● Written exercise:
Reproduce the whole listing, character for character.

=== Data to process ===

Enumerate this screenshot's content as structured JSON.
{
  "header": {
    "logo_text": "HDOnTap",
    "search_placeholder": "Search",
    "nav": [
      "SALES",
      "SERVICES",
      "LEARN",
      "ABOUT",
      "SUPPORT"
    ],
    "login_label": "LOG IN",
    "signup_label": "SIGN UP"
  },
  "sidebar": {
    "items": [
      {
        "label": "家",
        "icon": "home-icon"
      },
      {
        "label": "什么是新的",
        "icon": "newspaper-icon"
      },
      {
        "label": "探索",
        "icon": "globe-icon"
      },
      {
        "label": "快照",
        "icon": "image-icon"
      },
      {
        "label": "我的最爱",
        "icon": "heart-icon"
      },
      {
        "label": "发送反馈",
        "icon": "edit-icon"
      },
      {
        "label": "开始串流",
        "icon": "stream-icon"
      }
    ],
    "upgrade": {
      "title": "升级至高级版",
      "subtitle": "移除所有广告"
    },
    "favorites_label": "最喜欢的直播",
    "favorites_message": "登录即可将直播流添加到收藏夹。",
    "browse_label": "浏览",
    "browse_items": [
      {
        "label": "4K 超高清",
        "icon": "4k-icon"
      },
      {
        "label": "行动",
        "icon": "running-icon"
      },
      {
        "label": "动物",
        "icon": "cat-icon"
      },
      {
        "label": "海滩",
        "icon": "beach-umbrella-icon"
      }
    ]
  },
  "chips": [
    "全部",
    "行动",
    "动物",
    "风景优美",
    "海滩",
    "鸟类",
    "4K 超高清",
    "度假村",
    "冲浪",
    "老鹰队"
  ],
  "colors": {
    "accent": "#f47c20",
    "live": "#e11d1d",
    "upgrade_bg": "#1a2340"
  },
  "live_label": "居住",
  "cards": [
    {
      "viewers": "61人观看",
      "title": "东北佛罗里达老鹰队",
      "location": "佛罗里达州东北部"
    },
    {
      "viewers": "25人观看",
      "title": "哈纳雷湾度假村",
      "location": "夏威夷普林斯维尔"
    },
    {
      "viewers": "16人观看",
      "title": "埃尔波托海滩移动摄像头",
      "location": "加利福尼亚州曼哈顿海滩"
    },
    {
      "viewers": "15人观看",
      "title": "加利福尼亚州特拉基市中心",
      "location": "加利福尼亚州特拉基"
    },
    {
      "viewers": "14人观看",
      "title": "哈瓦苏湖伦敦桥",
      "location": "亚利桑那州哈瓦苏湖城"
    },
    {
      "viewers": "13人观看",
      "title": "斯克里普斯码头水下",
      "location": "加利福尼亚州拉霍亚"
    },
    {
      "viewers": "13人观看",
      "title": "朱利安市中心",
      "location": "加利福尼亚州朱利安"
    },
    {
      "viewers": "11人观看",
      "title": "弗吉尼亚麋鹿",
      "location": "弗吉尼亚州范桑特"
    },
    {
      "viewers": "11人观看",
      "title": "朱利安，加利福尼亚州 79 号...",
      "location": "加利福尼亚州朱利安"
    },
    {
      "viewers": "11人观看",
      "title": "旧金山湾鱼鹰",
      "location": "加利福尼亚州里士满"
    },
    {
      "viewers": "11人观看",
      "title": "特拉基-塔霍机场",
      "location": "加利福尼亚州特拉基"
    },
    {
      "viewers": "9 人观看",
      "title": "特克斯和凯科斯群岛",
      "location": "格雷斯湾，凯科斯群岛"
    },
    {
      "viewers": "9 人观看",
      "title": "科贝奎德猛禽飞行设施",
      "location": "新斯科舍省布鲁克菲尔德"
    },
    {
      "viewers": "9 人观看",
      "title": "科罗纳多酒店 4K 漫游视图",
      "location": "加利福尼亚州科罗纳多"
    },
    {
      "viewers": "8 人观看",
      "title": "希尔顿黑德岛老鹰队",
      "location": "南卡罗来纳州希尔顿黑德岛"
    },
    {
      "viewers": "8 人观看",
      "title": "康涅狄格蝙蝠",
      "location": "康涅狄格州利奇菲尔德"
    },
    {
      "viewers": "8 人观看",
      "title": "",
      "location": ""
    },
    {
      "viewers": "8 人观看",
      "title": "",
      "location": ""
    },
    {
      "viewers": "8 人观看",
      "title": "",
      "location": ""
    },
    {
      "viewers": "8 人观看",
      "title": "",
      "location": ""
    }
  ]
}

===

● Completed exercise:
Enumerate this screenshot's content as structured JSON.
{
  "header": {
    "logo_text": "HDOnTap",
    "search_placeholder": "Search",
    "nav": [
      "SALES",
      "SERVICES",
      "LEARN",
      "ABOUT",
      "SUPPORT"
    ],
    "login_label": "LOG IN",
    "signup_label": "SIGN UP"
  },
  "sidebar": {
    "items": [
      {
        "label": "家",
        "icon": "home-icon"
      },
      {
        "label": "什么是新的",
        "icon": "newspaper-icon"
      },
      {
        "label": "探索",
        "icon": "globe-icon"
      },
      {
        "label": "快照",
        "icon": "image-icon"
      },
      {
        "label": "我的最爱",
        "icon": "heart-icon"
      },
      {
        "label": "发送反馈",
        "icon": "edit-icon"
      },
      {
        "label": "开始串流",
        "icon": "stream-icon"
      }
    ],
    "upgrade": {
      "title": "升级至高级版",
      "subtitle": "移除所有广告"
    },
    "favorites_label": "最喜欢的直播",
    "favorites_message": "登录即可将直播流添加到收藏夹。",
    "browse_label": "浏览",
    "browse_items": [
      {
        "label": "4K 超高清",
        "icon": "4k-icon"
      },
      {
        "label": "行动",
        "icon": "running-icon"
      },
      {
        "label": "动物",
        "icon": "cat-icon"
      },
      {
        "label": "海滩",
        "icon": "beach-umbrella-icon"
      }
    ]
  },
  "chips": [
    "全部",
    "行动",
    "动物",
    "风景优美",
    "海滩",
    "鸟类",
    "4K 超高清",
    "度假村",
    "冲浪",
    "老鹰队"
  ],
  "colors": {
    "accent": "#f47c20",
    "live": "#e11d1d",
    "upgrade_bg": "#1a2340"
  },
  "live_label": "居住",
  "cards": [
    {
      "viewers": "61人观看",
      "title": "东北佛罗里达老鹰队",
      "location": "佛罗里达州东北部"
    },
    {
      "viewers": "25人观看",
      "title": "哈纳雷湾度假村",
      "location": "夏威夷普林斯维尔"
    },
    {
      "viewers": "16人观看",
      "title": "埃尔波托海滩移动摄像头",
      "location": "加利福尼亚州曼哈顿海滩"
    },
    {
      "viewers": "15人观看",
      "title": "加利福尼亚州特拉基市中心",
      "location": "加利福尼亚州特拉基"
    },
    {
      "viewers": "14人观看",
      "title": "哈瓦苏湖伦敦桥",
      "location": "亚利桑那州哈瓦苏湖城"
    },
    {
      "viewers": "13人观看",
      "title": "斯克里普斯码头水下",
      "location": "加利福尼亚州拉霍亚"
    },
    {
      "viewers": "13人观看",
      "title": "朱利安市中心",
      "location": "加利福尼亚州朱利安"
    },
    {
      "viewers": "11人观看",
      "title": "弗吉尼亚麋鹿",
      "location": "弗吉尼亚州范桑特"
    },
    {
      "viewers": "11人观看",
      "title": "朱利安，加利福尼亚州 79 号...",
      "location": "加利福尼亚州朱利安"
    },
    {
      "viewers": "11人观看",
      "title": "旧金山湾鱼鹰",
      "location": "加利福尼亚州里士满"
    },
    {
      "viewers": "11人观看",
      "title": "特拉基-塔霍机场",
      "location": "加利福尼亚州特拉基"
    },
    {
      "viewers": "9 人观看",
      "title": "特克斯和凯科斯群岛",
      "location": "格雷斯湾，凯科斯群岛"
    },
    {
      "viewers": "9 人观看",
      "title": "科贝奎德猛禽飞行设施",
      "location": "新斯科舍省布鲁克菲尔德"
    },
    {
      "viewers": "9 人观看",
      "title": "科罗纳多酒店 4K 漫游视图",
      "location": "加利福尼亚州科罗纳多"
    },
    {
      "viewers": "8 人观看",
      "title": "希尔顿黑德岛老鹰队",
      "location": "南卡罗来纳州希尔顿黑德岛"
    },
    {
      "viewers": "8 人观看",
      "title": "康涅狄格蝙蝠",
      "location": "康涅狄格州利奇菲尔德"
    },
    {
      "viewers": "8 人观看",
      "title": "",
      "location": ""
    },
    {
      "viewers": "8 人观看",
      "title": "",
      "location": ""
    },
    {
      "viewers": "8 人观看",
      "title": "",
      "location": ""
    },
    {
      "viewers": "8 人观看",
      "title": "",
      "location": ""
    }
  ]
}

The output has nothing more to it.